— begin Dataset —

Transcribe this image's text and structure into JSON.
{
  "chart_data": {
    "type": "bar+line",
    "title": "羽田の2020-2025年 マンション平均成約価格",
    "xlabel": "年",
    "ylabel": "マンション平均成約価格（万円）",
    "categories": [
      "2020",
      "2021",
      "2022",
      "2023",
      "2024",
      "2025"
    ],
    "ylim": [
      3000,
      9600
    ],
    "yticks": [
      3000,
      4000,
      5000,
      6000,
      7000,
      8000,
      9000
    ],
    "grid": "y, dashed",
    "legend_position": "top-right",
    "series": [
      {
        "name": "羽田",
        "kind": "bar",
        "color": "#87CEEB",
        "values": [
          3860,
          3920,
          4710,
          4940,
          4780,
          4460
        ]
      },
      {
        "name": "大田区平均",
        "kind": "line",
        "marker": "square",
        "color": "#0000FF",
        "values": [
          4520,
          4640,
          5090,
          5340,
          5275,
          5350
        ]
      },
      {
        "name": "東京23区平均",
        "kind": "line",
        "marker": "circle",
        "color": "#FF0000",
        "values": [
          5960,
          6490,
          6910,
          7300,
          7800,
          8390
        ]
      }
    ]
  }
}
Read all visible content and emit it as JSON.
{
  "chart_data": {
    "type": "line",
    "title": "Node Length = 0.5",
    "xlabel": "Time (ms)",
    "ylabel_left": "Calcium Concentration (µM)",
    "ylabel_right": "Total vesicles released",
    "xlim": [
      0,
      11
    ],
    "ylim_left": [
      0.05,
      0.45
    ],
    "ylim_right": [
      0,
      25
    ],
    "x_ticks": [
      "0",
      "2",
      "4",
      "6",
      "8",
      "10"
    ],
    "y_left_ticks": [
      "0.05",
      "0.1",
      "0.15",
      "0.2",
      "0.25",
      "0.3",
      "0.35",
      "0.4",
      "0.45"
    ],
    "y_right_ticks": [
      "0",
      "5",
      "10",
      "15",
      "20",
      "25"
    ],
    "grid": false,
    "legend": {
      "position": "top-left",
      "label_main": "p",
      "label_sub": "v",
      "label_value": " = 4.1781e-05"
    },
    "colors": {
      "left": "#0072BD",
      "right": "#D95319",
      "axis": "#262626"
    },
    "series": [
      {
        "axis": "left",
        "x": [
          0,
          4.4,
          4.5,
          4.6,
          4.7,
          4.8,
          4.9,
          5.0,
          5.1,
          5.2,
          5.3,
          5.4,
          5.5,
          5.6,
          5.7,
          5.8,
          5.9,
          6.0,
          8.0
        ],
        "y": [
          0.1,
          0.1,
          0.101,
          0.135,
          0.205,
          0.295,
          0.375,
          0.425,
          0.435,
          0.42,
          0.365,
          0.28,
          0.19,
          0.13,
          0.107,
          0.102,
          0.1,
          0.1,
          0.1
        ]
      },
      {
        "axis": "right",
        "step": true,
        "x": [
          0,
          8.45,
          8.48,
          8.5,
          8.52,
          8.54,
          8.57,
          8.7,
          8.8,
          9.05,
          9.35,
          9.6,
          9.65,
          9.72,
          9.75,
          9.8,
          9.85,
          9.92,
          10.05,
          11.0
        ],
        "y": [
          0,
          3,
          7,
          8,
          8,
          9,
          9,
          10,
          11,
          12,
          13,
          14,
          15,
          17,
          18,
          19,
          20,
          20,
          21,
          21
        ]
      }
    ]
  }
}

— end Dataset —

Written exercise:
From the first line to the last, please quote the material above exactly.

Answer in full:
Transcribe this image's text and structure into JSON.
{
  "chart_data": {
    "type": "bar+line",
    "title": "羽田の2020-2025年 マンション平均成約価格",
    "xlabel": "年",
    "ylabel": "マンション平均成約価格（万円）",
    "categories": [
      "2020",
      "2021",
      "2022",
      "2023",
      "2024",
      "2025"
    ],
    "ylim": [
      3000,
      9600
    ],
    "yticks": [
      3000,
      4000,
      5000,
      6000,
      7000,
      8000,
      9000
    ],
    "grid": "y, dashed",
    "legend_position": "top-right",
    "series": [
      {
        "name": "羽田",
        "kind": "bar",
        "color": "#87CEEB",
        "values": [
          3860,
          3920,
          4710,
          4940,
          4780,
          4460
        ]
      },
      {
        "name": "大田区平均",
        "kind": "line",
        "marker": "square",
        "color": "#0000FF",
        "values": [
          4520,
          4640,
          5090,
          5340,
          5275,
          5350
        ]
      },
      {
        "name": "東京23区平均",
        "kind": "line",
        "marker": "circle",
        "color": "#FF0000",
        "values": [
          5960,
          6490,
          6910,
          7300,
          7800,
          8390
        ]
      }
    ]
  }
}
Read all visible content and emit it as JSON.
{
  "chart_data": {
    "type": "line",
    "title": "Node Length = 0.5",
    "xlabel": "Time (ms)",
    "ylabel_left": "Calcium Concentration (µM)",
    "ylabel_right": "Total vesicles released",
    "xlim": [
      0,
      11
    ],
    "ylim_left": [
      0.05,
      0.45
    ],
    "ylim_right": [
      0,
      25
    ],
    "x_ticks": [
      "0",
      "2",
      "4",
      "6",
      "8",
      "10"
    ],
    "y_left_ticks": [
      "0.05",
      "0.1",
      "0.15",
      "0.2",
      "0.25",
      "0.3",
      "0.35",
      "0.4",
      "0.45"
    ],
    "y_right_ticks": [
      "0",
      "5",
      "10",
      "15",
      "20",
      "25"
    ],
    "grid": false,
    "legend": {
      "position": "top-left",
      "label_main": "p",
      "label_sub": "v",
      "label_value": " = 4.1781e-05"
    },
    "colors": {
      "left": "#0072BD",
      "right": "#D95319",
      "axis": "#262626"
    },
    "series": [
      {
        "axis": "left",
        "x": [
          0,
          4.4,
          4.5,
          4.6,
          4.7,
          4.8,
          4.9,
          5.0,
          5.1,
          5.2,
          5.3,
          5.4,
          5.5,
          5.6,
          5.7,
          5.8,
          5.9,
          6.0,
          8.0
        ],
        "y": [
          0.1,
          0.1,
          0.101,
          0.135,
          0.205,
          0.295,
          0.375,
          0.425,
          0.435,
          0.42,
          0.365,
          0.28,
          0.19,
          0.13,
          0.107,
          0.102,
          0.1,
          0.1,
          0.1
        ]
      },
      {
        "axis": "right",
        "step": true,
        "x": [
          0,
          8.45,
          8.48,
          8.5,
          8.52,
          8.54,
          8.57,
          8.7,
          8.8,
          9.05,
          9.35,
          9.6,
          9.65,
          9.72,
          9.75,
          9.8,
          9.85,
          9.92,
          10.05,
          11.0
        ],
        "y": [
          0,
          3,
          7,
          8,
          8,
          9,
          9,
          10,
          11,
          12,
          13,
          14,
          15,
          17,
          18,
          19,
          20,
          20,
          21,
          21
        ]
      }
    ]
  }
}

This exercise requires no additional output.